Type out the records that follow, exactly as given.

-- START Records for this task --

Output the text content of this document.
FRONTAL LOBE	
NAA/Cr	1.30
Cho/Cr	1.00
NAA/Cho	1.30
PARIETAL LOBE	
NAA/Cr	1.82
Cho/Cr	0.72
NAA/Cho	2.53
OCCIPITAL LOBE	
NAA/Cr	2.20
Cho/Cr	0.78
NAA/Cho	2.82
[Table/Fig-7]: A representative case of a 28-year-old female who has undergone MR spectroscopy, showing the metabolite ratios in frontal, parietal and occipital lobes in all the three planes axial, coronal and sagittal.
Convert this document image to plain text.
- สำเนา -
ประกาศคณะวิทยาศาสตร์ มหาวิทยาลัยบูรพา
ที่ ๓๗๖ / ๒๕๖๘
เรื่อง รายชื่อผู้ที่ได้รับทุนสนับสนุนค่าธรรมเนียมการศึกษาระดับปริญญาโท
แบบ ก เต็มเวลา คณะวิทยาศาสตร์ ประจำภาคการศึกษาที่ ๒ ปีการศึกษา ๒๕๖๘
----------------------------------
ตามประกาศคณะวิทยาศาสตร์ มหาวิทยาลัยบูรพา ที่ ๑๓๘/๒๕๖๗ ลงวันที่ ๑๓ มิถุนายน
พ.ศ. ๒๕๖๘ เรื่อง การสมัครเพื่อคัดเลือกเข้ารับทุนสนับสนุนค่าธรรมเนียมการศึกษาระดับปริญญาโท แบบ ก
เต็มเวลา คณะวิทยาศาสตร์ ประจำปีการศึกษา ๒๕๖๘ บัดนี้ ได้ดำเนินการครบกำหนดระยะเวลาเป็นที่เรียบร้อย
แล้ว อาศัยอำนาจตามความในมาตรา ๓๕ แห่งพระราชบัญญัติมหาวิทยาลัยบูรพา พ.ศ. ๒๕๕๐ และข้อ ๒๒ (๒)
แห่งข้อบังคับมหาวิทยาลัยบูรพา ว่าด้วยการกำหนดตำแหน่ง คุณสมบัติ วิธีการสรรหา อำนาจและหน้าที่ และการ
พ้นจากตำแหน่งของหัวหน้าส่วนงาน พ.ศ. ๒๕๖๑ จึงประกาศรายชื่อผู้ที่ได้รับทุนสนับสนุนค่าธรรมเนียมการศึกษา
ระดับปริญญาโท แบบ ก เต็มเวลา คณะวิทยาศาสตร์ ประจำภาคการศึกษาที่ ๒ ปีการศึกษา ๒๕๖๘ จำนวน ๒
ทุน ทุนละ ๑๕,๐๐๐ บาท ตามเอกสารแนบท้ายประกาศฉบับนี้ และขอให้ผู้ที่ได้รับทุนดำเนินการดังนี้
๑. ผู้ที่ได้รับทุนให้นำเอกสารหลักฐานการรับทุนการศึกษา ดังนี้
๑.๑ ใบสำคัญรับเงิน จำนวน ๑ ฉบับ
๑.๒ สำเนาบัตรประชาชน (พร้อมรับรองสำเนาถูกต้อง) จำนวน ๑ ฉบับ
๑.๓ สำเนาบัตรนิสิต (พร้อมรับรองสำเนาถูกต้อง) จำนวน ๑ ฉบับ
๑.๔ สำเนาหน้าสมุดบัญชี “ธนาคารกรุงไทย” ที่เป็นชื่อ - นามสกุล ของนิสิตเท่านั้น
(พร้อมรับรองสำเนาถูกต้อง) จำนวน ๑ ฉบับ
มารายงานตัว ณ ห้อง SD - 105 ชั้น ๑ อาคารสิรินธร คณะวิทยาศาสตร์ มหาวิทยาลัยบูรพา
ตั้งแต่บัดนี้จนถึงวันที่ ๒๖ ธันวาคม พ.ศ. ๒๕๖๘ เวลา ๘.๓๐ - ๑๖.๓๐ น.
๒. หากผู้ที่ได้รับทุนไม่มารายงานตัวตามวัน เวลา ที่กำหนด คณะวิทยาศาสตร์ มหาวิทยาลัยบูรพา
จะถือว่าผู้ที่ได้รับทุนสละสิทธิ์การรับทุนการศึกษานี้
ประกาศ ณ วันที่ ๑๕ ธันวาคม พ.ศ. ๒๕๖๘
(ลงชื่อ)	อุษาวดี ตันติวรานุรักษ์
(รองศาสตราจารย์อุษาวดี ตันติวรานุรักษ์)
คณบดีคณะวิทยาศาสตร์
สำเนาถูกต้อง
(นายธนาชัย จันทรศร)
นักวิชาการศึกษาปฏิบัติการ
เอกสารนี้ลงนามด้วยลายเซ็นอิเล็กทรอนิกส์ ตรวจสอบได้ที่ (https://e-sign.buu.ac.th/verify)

-- END Records for this task --

= Worked solution =
Output the text content of this document.
FRONTAL LOBE	
NAA/Cr	1.30
Cho/Cr	1.00
NAA/Cho	1.30
PARIETAL LOBE	
NAA/Cr	1.82
Cho/Cr	0.72
NAA/Cho	2.53
OCCIPITAL LOBE	
NAA/Cr	2.20
Cho/Cr	0.78
NAA/Cho	2.82
[Table/Fig-7]: A representative case of a 28-year-old female who has undergone MR spectroscopy, showing the metabolite ratios in frontal, parietal and occipital lobes in all the three planes axial, coronal and sagittal.
Convert this document image to plain text.
- สำเนา -
ประกาศคณะวิทยาศาสตร์ มหาวิทยาลัยบูรพา
ที่ ๓๗๖ / ๒๕๖๘
เรื่อง รายชื่อผู้ที่ได้รับทุนสนับสนุนค่าธรรมเนียมการศึกษาระดับปริญญาโท
แบบ ก เต็มเวลา คณะวิทยาศาสตร์ ประจำภาคการศึกษาที่ ๒ ปีการศึกษา ๒๕๖๘
----------------------------------
ตามประกาศคณะวิทยาศาสตร์ มหาวิทยาลัยบูรพา ที่ ๑๓๘/๒๕๖๗ ลงวันที่ ๑๓ มิถุนายน
พ.ศ. ๒๕๖๘ เรื่อง การสมัครเพื่อคัดเลือกเข้ารับทุนสนับสนุนค่าธรรมเนียมการศึกษาระดับปริญญาโท แบบ ก
เต็มเวลา คณะวิทยาศาสตร์ ประจำปีการศึกษา ๒๕๖๘ บัดนี้ ได้ดำเนินการครบกำหนดระยะเวลาเป็นที่เรียบร้อย
แล้ว อาศัยอำนาจตามความในมาตรา ๓๕ แห่งพระราชบัญญัติมหาวิทยาลัยบูรพา พ.ศ. ๒๕๕๐ และข้อ ๒๒ (๒)
แห่งข้อบังคับมหาวิทยาลัยบูรพา ว่าด้วยการกำหนดตำแหน่ง คุณสมบัติ วิธีการสรรหา อำนาจและหน้าที่ และการ
พ้นจากตำแหน่งของหัวหน้าส่วนงาน พ.ศ. ๒๕๖๑ จึงประกาศรายชื่อผู้ที่ได้รับทุนสนับสนุนค่าธรรมเนียมการศึกษา
ระดับปริญญาโท แบบ ก เต็มเวลา คณะวิทยาศาสตร์ ประจำภาคการศึกษาที่ ๒ ปีการศึกษา ๒๕๖๘ จำนวน ๒
ทุน ทุนละ ๑๕,๐๐๐ บาท ตามเอกสารแนบท้ายประกาศฉบับนี้ และขอให้ผู้ที่ได้รับทุนดำเนินการดังนี้
๑. ผู้ที่ได้รับทุนให้นำเอกสารหลักฐานการรับทุนการศึกษา ดังนี้
๑.๑ ใบสำคัญรับเงิน จำนวน ๑ ฉบับ
๑.๒ สำเนาบัตรประชาชน (พร้อมรับรองสำเนาถูกต้อง) จำนวน ๑ ฉบับ
๑.๓ สำเนาบัตรนิสิต (พร้อมรับรองสำเนาถูกต้อง) จำนวน ๑ ฉบับ
๑.๔ สำเนาหน้าสมุดบัญชี “ธนาคารกรุงไทย” ที่เป็นชื่อ - นามสกุล ของนิสิตเท่านั้น
(พร้อมรับรองสำเนาถูกต้อง) จำนวน ๑ ฉบับ
มารายงานตัว ณ ห้อง SD - 105 ชั้น ๑ อาคารสิรินธร คณะวิทยาศาสตร์ มหาวิทยาลัยบูรพา
ตั้งแต่บัดนี้จนถึงวันที่ ๒๖ ธันวาคม พ.ศ. ๒๕๖๘ เวลา ๘.๓๐ - ๑๖.๓๐ น.
๒. หากผู้ที่ได้รับทุนไม่มารายงานตัวตามวัน เวลา ที่กำหนด คณะวิทยาศาสตร์ มหาวิทยาลัยบูรพา
จะถือว่าผู้ที่ได้รับทุนสละสิทธิ์การรับทุนการศึกษานี้
ประกาศ ณ วันที่ ๑๕ ธันวาคม พ.ศ. ๒๕๖๘
(ลงชื่อ)	อุษาวดี ตันติวรานุรักษ์
(รองศาสตราจารย์อุษาวดี ตันติวรานุรักษ์)
คณบดีคณะวิทยาศาสตร์
สำเนาถูกต้อง
(นายธนาชัย จันทรศร)
นักวิชาการศึกษาปฏิบัติการ
เอกสารนี้ลงนามด้วยลายเซ็นอิเล็กทรอนิกส์ ตรวจสอบได้ที่ (https://e-sign.buu.ac.th/verify)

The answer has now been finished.